Given data:
»»

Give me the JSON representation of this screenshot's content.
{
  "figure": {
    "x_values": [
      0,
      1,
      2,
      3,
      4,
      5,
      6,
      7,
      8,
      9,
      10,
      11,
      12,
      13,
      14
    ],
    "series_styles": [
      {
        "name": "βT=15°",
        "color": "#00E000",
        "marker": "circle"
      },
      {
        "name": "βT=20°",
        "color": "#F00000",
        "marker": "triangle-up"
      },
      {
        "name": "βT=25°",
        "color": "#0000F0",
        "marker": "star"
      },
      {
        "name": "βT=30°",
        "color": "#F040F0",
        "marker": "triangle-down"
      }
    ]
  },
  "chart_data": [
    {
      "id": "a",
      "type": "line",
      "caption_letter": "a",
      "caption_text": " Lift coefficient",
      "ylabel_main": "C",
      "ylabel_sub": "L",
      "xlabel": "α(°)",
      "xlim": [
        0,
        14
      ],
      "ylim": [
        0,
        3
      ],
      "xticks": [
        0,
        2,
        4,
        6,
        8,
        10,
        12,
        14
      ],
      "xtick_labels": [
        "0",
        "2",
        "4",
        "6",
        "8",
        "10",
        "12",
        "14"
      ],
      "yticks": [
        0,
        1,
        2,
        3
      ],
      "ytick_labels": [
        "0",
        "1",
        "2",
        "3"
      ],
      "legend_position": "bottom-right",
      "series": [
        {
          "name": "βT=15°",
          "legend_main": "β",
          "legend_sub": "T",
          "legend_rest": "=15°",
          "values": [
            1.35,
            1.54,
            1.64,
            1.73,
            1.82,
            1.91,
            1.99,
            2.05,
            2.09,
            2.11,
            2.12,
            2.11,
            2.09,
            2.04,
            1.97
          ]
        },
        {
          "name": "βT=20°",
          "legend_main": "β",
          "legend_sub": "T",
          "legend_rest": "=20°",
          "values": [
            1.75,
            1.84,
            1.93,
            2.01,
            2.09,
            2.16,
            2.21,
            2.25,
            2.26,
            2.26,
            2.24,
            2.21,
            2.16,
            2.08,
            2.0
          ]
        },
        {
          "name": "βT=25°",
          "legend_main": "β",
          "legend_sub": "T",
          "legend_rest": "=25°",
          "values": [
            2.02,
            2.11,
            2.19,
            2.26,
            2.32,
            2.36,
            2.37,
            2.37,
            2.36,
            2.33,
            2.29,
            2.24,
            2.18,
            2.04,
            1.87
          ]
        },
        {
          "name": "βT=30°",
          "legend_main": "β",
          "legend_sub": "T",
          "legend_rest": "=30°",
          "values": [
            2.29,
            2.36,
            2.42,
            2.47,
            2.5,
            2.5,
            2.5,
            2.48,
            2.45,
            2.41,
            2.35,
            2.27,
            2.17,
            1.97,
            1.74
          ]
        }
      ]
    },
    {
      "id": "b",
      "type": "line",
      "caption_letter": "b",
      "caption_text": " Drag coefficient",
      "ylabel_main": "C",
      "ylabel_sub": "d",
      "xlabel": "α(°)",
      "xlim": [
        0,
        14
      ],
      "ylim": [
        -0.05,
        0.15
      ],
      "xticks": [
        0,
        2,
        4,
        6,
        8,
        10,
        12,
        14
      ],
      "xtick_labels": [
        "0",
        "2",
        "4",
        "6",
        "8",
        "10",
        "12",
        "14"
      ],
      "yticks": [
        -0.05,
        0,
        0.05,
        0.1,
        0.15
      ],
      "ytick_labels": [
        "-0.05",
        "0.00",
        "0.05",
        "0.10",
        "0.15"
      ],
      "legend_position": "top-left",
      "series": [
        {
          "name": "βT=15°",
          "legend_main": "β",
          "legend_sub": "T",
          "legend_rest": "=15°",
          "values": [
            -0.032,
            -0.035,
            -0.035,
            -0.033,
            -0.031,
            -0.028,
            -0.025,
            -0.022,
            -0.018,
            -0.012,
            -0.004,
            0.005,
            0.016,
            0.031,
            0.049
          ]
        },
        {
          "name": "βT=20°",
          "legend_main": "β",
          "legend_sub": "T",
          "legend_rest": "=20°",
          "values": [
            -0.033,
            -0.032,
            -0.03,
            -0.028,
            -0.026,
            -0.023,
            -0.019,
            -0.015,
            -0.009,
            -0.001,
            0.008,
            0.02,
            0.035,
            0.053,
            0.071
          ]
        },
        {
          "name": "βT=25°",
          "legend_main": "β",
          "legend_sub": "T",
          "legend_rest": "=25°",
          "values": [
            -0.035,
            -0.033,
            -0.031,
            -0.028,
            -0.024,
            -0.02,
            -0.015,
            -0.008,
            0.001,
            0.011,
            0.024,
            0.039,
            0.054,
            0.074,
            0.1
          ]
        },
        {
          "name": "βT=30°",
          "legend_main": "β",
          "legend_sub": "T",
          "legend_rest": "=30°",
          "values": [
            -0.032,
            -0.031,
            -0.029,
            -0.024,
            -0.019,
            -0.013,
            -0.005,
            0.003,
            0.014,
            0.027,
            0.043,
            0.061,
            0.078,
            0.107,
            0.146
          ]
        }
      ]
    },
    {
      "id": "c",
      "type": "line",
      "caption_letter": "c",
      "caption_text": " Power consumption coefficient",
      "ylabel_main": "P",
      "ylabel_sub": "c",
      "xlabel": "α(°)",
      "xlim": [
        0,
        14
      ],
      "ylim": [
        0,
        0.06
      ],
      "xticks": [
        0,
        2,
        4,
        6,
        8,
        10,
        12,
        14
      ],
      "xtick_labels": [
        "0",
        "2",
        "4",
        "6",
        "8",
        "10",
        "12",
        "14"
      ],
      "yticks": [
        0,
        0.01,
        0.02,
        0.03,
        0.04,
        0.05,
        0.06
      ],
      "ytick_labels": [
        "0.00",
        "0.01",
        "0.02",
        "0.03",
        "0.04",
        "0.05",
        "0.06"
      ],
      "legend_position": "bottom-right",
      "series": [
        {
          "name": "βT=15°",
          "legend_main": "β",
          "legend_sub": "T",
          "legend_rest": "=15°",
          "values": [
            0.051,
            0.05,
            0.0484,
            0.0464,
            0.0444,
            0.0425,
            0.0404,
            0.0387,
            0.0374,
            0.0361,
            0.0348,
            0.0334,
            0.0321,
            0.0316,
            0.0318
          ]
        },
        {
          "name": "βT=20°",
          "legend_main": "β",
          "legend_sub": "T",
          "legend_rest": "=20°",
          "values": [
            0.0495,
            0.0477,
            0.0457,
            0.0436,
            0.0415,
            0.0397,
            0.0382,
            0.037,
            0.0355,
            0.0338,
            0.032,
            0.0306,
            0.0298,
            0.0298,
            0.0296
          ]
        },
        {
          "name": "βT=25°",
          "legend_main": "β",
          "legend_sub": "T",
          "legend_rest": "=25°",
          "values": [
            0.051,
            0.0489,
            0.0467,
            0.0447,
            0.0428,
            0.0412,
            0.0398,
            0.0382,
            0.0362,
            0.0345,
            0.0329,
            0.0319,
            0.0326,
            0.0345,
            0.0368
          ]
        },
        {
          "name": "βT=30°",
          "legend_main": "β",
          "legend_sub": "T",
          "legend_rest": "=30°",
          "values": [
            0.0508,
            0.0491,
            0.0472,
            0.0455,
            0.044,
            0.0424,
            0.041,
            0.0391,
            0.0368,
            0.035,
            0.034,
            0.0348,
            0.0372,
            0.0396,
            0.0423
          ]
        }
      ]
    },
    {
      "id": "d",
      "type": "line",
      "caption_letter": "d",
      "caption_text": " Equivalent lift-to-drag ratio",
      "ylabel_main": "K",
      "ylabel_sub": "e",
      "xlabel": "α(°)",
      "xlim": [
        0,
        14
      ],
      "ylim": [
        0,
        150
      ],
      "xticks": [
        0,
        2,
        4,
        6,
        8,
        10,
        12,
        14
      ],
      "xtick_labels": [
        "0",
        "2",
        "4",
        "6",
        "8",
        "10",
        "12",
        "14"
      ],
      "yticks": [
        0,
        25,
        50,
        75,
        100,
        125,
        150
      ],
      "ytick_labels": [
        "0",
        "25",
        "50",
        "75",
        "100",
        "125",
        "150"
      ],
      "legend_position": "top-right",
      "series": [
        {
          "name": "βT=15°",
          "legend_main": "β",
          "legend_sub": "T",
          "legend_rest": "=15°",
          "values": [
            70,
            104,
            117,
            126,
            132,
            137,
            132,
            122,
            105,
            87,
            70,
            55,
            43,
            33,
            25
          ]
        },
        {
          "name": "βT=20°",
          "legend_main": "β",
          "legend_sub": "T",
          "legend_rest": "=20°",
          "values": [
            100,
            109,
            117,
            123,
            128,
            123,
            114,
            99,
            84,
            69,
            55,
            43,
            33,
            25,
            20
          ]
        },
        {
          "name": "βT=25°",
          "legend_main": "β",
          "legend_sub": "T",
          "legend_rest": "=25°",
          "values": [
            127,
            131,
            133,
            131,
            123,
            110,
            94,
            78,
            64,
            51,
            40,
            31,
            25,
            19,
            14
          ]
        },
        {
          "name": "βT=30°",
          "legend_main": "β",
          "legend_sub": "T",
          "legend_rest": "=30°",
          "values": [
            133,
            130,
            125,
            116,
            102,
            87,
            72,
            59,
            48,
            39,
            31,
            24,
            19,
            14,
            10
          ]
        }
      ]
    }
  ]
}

««

What you should do: Return all lines of the material above in which the word "color" occurs.

Answer to this exercise:
        "color": "#00E000",
        "color": "#F00000",
        "color": "#0000F0",
        "color": "#F040F0",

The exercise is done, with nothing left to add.